__Kaynak metin__

++++++++++++++++++++

Peygamber efendimiz buyuruyor ki;
“Cebrail as’a sordum,
Benden sonra daha yeryüzüne inecek misin? Cebrail
as:
On defa daha ineceğim ve on şeyi kaldıracağım.
Dedi.
Hangi şeyleri kaldıracaksın ey kardeşim Cebrail?
1) Evvela bereketi kaldıracağım.
3) üçüncüsünde insanların
kalplerinden sevgiyi kaldıracağım.
4) dördüncüsünde, hayayı
kaldıracağım.
5) beşincisinde,
hakimlerden ve büyüklerden adaleti kaldıracağım.
6) altıncısında,
fukaradan sabrı kaldıracağım.
7) yedinci inişimde
zenginlerden sehaveti (cömertlik) kaldıracağım.
8) sekizinci de,
alimlerden ameli kaldıracağım.
9) dokuzuncu da, Kur’an’ı
kaldıracağım.
10) onuncuda, imanı alıp
gideceğim.” Buyurmuştur. ( abdullatif 247)
İşte Cenab-ı Hakk’ın
vahiy ile vazifelendirdiği Cebrail as’ın yeryüzünde ki son vazifeleri bunlar
olacaktır. Nitekim zamanımıza baktığımızda bu vazifelerin büyük bir kısmını
gerçekleştirdiğini görüyoruz. Bunların nihayetinde en son iman kaldırıldıktan
sonra ise artık kıyametin vakti gelmiş olacaktır. Peki, kaldıracağını haber
verdiği ve hatta pek çoğunu kaldırdığı, bu sebeple yeryüzünde neredeyse eseri
kalmayan bu 10 şey nelerdir?

++++++++++++++++++++

__Yapılacak işler__
1 - Cebrail'in kaldıracağı on şeyle ilgili metinden "Hangi şeyleri kaldıracaksın" ifadesinden "fukaradan sabrı kaldıracağım." ifadesine kadar olan kısmı hiç değiştirmeden yazın.
2 - Cebrail'in kaldıracağı on şeyle ilgili metni, gösterilen son cümleden sonrasından itibaren sürdürün.

__Satır alıntıları__
++++++++++++++++++++

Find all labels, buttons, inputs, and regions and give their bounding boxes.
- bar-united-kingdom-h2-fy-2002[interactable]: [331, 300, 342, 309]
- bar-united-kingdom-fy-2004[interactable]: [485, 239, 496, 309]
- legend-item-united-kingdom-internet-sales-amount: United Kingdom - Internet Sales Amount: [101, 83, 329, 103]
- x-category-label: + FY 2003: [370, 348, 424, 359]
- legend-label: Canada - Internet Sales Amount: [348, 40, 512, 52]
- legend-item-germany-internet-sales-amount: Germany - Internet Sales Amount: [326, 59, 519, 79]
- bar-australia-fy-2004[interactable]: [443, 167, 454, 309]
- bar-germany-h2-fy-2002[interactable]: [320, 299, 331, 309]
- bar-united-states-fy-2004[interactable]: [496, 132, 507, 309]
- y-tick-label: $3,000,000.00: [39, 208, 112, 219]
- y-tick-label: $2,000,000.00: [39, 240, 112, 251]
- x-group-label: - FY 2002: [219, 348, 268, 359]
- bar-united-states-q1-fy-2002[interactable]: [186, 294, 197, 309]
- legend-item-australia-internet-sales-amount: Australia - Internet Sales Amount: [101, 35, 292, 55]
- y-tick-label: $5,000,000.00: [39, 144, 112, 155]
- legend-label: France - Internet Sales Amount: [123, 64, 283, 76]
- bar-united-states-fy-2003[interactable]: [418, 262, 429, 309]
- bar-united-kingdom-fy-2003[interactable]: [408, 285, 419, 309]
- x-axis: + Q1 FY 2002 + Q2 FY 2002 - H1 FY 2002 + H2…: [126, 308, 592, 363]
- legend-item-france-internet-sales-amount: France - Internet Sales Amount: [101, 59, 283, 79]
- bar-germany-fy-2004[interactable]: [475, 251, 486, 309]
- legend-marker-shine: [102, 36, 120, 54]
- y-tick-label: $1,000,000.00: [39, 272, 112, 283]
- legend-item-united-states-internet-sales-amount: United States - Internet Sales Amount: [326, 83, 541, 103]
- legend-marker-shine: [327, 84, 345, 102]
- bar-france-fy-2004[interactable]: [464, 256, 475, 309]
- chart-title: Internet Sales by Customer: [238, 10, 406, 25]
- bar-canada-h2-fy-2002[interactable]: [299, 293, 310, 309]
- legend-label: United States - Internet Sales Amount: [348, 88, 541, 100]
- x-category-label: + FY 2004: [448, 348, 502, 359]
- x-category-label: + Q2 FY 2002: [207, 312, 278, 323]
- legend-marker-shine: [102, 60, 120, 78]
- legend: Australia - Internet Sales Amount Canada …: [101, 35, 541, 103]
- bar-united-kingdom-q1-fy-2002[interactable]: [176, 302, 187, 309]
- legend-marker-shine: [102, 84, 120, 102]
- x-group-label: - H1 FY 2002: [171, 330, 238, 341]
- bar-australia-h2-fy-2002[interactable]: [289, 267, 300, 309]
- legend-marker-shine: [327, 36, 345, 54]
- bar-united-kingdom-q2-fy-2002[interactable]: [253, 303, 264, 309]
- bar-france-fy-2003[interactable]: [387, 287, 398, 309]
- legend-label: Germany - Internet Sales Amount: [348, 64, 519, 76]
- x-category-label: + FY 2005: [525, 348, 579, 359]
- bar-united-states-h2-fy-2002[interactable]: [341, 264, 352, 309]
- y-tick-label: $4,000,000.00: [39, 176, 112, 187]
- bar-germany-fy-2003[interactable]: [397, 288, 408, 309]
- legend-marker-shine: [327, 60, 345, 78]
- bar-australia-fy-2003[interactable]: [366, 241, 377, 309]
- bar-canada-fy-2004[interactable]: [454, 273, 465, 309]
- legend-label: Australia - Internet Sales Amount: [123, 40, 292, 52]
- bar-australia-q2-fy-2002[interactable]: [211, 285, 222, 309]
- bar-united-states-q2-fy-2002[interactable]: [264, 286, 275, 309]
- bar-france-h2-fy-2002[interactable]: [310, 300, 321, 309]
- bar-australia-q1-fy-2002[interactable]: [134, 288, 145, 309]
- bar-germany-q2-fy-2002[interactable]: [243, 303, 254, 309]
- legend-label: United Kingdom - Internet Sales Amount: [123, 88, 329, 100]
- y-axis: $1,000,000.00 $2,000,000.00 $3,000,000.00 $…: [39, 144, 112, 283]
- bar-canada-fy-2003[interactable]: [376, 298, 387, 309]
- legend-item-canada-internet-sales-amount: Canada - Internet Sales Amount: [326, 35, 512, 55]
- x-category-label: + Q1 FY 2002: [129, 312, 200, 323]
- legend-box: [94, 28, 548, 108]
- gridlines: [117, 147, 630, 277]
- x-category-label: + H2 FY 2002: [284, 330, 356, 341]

++++++++++++++++++++

__Görev cevapları__
1 -
Hangi şeyleri kaldıracaksın ey kardeşim Cebrail?
1) Evvela bereketi kaldıracağım.
3) üçüncüsünde insanların
kalplerinden sevgiyi kaldıracağım.
4) dördüncüsünde, hayayı
kaldıracağım.
5) beşincisinde,
hakimlerden ve büyüklerden adaleti kaldıracağım.
6) altıncısında,
fukaradan sabrı kaldıracağım.

2 -
Evvela bereketi kaldıracağım.
Bereket sebebi ile; bir dirhem insanın dünya ve
ahiret saadetine sebep olurken, bereket olmayınca, binlerce dirhem kişinin
helakine sebep olacak kadar hayırsızdır.
Peygamber efendimiz;
“alıcı ile satıcı doğru söyleyip birbirlerine
nasihat ettikleri zaman alış verişleri bereketlenir; malın kusurunu gizleyip
yalan söyledikleri zaman alış verişlerinin bereketi kalkar.” Buyurmuştur.(ihyau
ulumiddin 2/198)
Yine başka bir hadis-i şerifinde;
“bir arada yiyiniz, sizin için bereketli ve
mübarek olur.” Buyurmuştur. (ihyau ulumiddin 2/14)
Şu içerisinde yaşadığımız devire bakacak olursak,
pek çok kimse bir arada yemek şöyle dursun alış veriş yaparken dahi doğru
davranmıyorlar. Bunun neticesinde de ne kadar çok kazanırsak kazanalım, eskiye
nisbet yapıldığında bolluk içerisinde olmamıza rağmen yetiremiyoruz. İşte
bereket, az olanı dünyamıza yetirmeye, bereketsizlik ise dünyalar kadar çok
olan ile bir tek kişinin bile yetinememesine sebep olmaktadır.
2) arkasından insanların kalplerinden merhameti
kaldıracağım.
Ebu Hüreyre’den rivayet edilen bir hadis-i
şerifte peygamber efendimiz buyuruyor ki;
“Allah, rahmeti yüz cüz kıldı. Doksan dokuzunu
yanına alıkoydu, bir cüzünü yere indirdi. İşte o cüz ile mahlukat birbirine
merhamet etmektedir. Öyle ki, at tırnağını isabet eder korkusuyla yavrusundan
yükseltmektedir.” (abdullatif 246)
İşte sadece bir parça merhametinin tesiri ile yanlızca
insanlar değil hayvanlar dahi birbirine merhamet etmektedir.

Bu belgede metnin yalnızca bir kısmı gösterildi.